_DATA IN THIS EXERCISE_

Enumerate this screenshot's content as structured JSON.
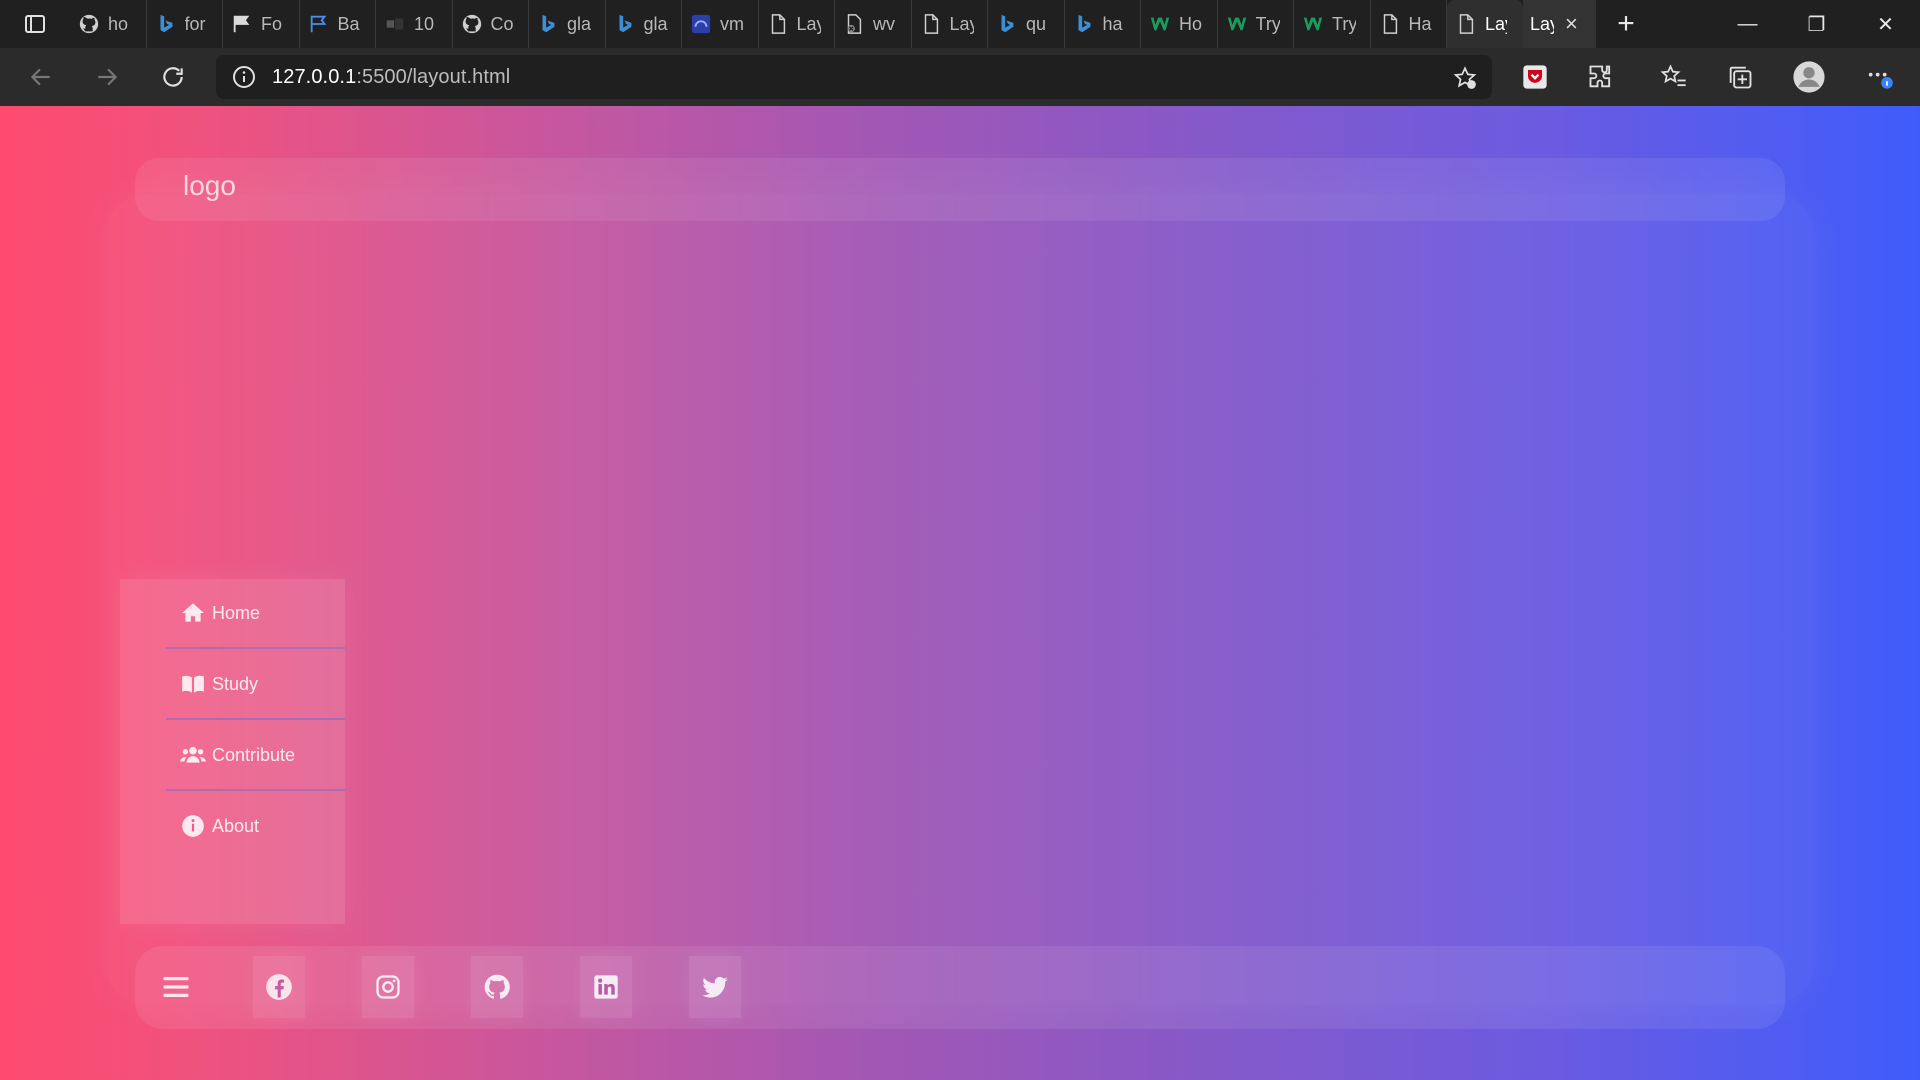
{
  "browser": {
    "tabs": [
      {
        "icon": "github-icon",
        "label": "ho"
      },
      {
        "icon": "bing-icon",
        "label": "for"
      },
      {
        "icon": "flag-icon",
        "label": "Fo"
      },
      {
        "icon": "flag-outline-icon",
        "label": "Ba"
      },
      {
        "icon": "block-icon",
        "label": "10"
      },
      {
        "icon": "github-icon",
        "label": "Co"
      },
      {
        "icon": "bing-icon",
        "label": "gla"
      },
      {
        "icon": "bing-icon",
        "label": "gla"
      },
      {
        "icon": "vm-icon",
        "label": "vm"
      },
      {
        "icon": "page-icon",
        "label": "Lay"
      },
      {
        "icon": "page-broken-icon",
        "label": "wv"
      },
      {
        "icon": "page-icon",
        "label": "Lay"
      },
      {
        "icon": "bing-icon",
        "label": "qu"
      },
      {
        "icon": "bing-icon",
        "label": "ha"
      },
      {
        "icon": "w3schools-icon",
        "label": "Ho"
      },
      {
        "icon": "w3schools-icon",
        "label": "Try"
      },
      {
        "icon": "w3schools-icon",
        "label": "Try"
      },
      {
        "icon": "page-icon",
        "label": "Ha"
      },
      {
        "icon": "page-icon",
        "label": "Lay"
      }
    ],
    "current_tab": {
      "label": "Lay",
      "close": "×"
    },
    "new_tab": "+",
    "window_controls": {
      "minimize": "—",
      "restore": "❐",
      "close": "✕"
    },
    "url_host": "127.0.0.1",
    "url_rest": ":5500/layout.html"
  },
  "page": {
    "logo": "logo",
    "nav": [
      {
        "label": "Home",
        "icon": "home-icon"
      },
      {
        "label": "Study",
        "icon": "book-open-icon"
      },
      {
        "label": "Contribute",
        "icon": "users-icon"
      },
      {
        "label": "About",
        "icon": "info-icon"
      }
    ],
    "footer": {
      "menu_icon": "hamburger-icon",
      "socials": [
        "facebook-icon",
        "instagram-icon",
        "github-icon",
        "linkedin-icon",
        "twitter-icon"
      ]
    }
  },
  "colors": {
    "gradient_start": "#fe4a6e",
    "gradient_end": "#3f5cfb"
  }
}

_TASK TO CARRY OUT_
Repeat the entries exactly. Pictures are excluded from the copy.

_THE OUTPUT_
Enumerate this screenshot's content as structured JSON.
{
  "browser": {
    "tabs": [
      {
        "icon": "github-icon",
        "label": "ho"
      },
      {
        "icon": "bing-icon",
        "label": "for"
      },
      {
        "icon": "flag-icon",
        "label": "Fo"
      },
      {
        "icon": "flag-outline-icon",
        "label": "Ba"
      },
      {
        "icon": "block-icon",
        "label": "10"
      },
      {
        "icon": "github-icon",
        "label": "Co"
      },
      {
        "icon": "bing-icon",
        "label": "gla"
      },
      {
        "icon": "bing-icon",
        "label": "gla"
      },
      {
        "icon": "vm-icon",
        "label": "vm"
      },
      {
        "icon": "page-icon",
        "label": "Lay"
      },
      {
        "icon": "page-broken-icon",
        "label": "wv"
      },
      {
        "icon": "page-icon",
        "label": "Lay"
      },
      {
        "icon": "bing-icon",
        "label": "qu"
      },
      {
        "icon": "bing-icon",
        "label": "ha"
      },
      {
        "icon": "w3schools-icon",
        "label": "Ho"
      },
      {
        "icon": "w3schools-icon",
        "label": "Try"
      },
      {
        "icon": "w3schools-icon",
        "label": "Try"
      },
      {
        "icon": "page-icon",
        "label": "Ha"
      },
      {
        "icon": "page-icon",
        "label": "Lay"
      }
    ],
    "current_tab": {
      "label": "Lay",
      "close": "×"
    },
    "new_tab": "+",
    "window_controls": {
      "minimize": "—",
      "restore": "❐",
      "close": "✕"
    },
    "url_host": "127.0.0.1",
    "url_rest": ":5500/layout.html"
  },
  "page": {
    "logo": "logo",
    "nav": [
      {
        "label": "Home",
        "icon": "home-icon"
      },
      {
        "label": "Study",
        "icon": "book-open-icon"
      },
      {
        "label": "Contribute",
        "icon": "users-icon"
      },
      {
        "label": "About",
        "icon": "info-icon"
      }
    ],
    "footer": {
      "menu_icon": "hamburger-icon",
      "socials": [
        "facebook-icon",
        "instagram-icon",
        "github-icon",
        "linkedin-icon",
        "twitter-icon"
      ]
    }
  },
  "colors": {
    "gradient_start": "#fe4a6e",
    "gradient_end": "#3f5cfb"
  }
}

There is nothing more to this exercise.